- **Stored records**
*-*-*
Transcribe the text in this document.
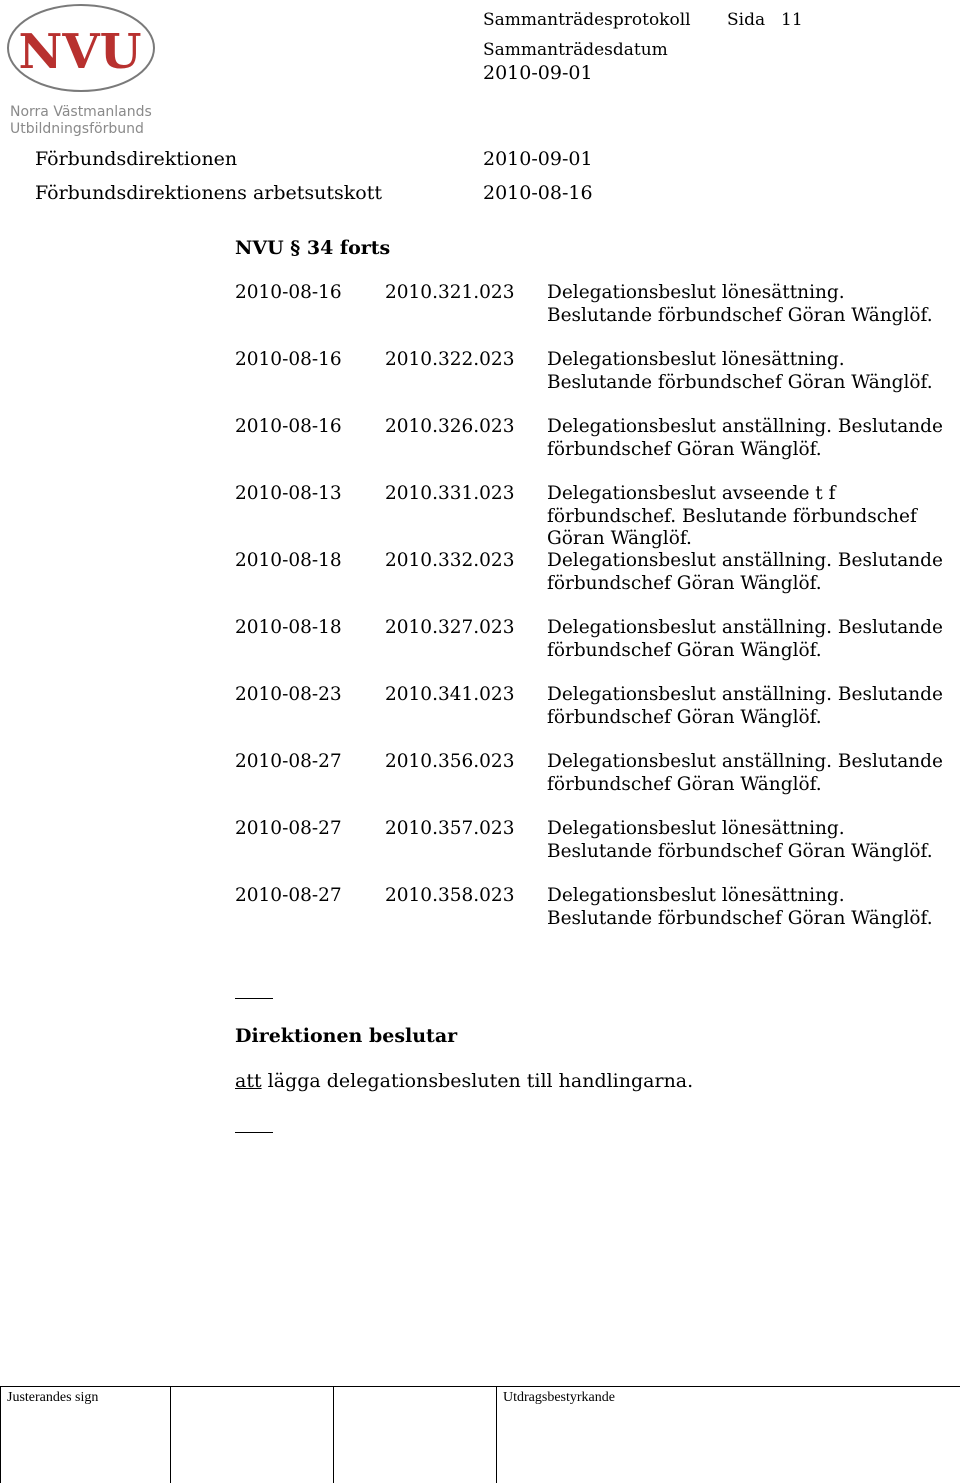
NVU
Norra Västmanlands
Utbildningsförbund
Sammanträdesprotokoll Sida 11
Sammanträdesdatum
2010-09-01
Förbundsdirektionen	2010-09-01
Förbundsdirektionens arbetsutskott	2010-08-16
NVU § 34 forts
2010-08-16 2010.321.023 Delegationsbeslut lönesättning. Beslutande förbundschef Göran Wänglöf.
2010-08-16 2010.322.023 Delegationsbeslut lönesättning. Beslutande förbundschef Göran Wänglöf.
2010-08-16 2010.326.023 Delegationsbeslut anställning. Beslutande förbundschef Göran Wänglöf.
2010-08-13 2010.331.023 Delegationsbeslut avseende t f förbundschef. Beslutande förbundschef Göran Wänglöf.
2010-08-18 2010.332.023 Delegationsbeslut anställning. Beslutande förbundschef Göran Wänglöf.
2010-08-18 2010.327.023 Delegationsbeslut anställning. Beslutande förbundschef Göran Wänglöf.
2010-08-23 2010.341.023 Delegationsbeslut anställning. Beslutande förbundschef Göran Wänglöf.
2010-08-27 2010.356.023 Delegationsbeslut anställning. Beslutande förbundschef Göran Wänglöf.
2010-08-27 2010.357.023 Delegationsbeslut lönesättning. Beslutande förbundschef Göran Wänglöf.
2010-08-27 2010.358.023 Delegationsbeslut lönesättning. Beslutande förbundschef Göran Wänglöf.
Direktionen beslutar
att lägga delegationsbesluten till handlingarna.
Justerandes sign	Utdragsbestyrkande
*-*-*
- **Instruction**
Except for the pictures, reproduce every line exactly.

- **Answer to the exercise**
Transcribe the text in this document.
NVU
Norra Västmanlands
Utbildningsförbund
Sammanträdesprotokoll Sida 11
Sammanträdesdatum
2010-09-01
Förbundsdirektionen	2010-09-01
Förbundsdirektionens arbetsutskott	2010-08-16
NVU § 34 forts
2010-08-16 2010.321.023 Delegationsbeslut lönesättning. Beslutande förbundschef Göran Wänglöf.
2010-08-16 2010.322.023 Delegationsbeslut lönesättning. Beslutande förbundschef Göran Wänglöf.
2010-08-16 2010.326.023 Delegationsbeslut anställning. Beslutande förbundschef Göran Wänglöf.
2010-08-13 2010.331.023 Delegationsbeslut avseende t f förbundschef. Beslutande förbundschef Göran Wänglöf.
2010-08-18 2010.332.023 Delegationsbeslut anställning. Beslutande förbundschef Göran Wänglöf.
2010-08-18 2010.327.023 Delegationsbeslut anställning. Beslutande förbundschef Göran Wänglöf.
2010-08-23 2010.341.023 Delegationsbeslut anställning. Beslutande förbundschef Göran Wänglöf.
2010-08-27 2010.356.023 Delegationsbeslut anställning. Beslutande förbundschef Göran Wänglöf.
2010-08-27 2010.357.023 Delegationsbeslut lönesättning. Beslutande förbundschef Göran Wänglöf.
2010-08-27 2010.358.023 Delegationsbeslut lönesättning. Beslutande förbundschef Göran Wänglöf.
Direktionen beslutar
att lägga delegationsbesluten till handlingarna.
Justerandes sign	Utdragsbestyrkande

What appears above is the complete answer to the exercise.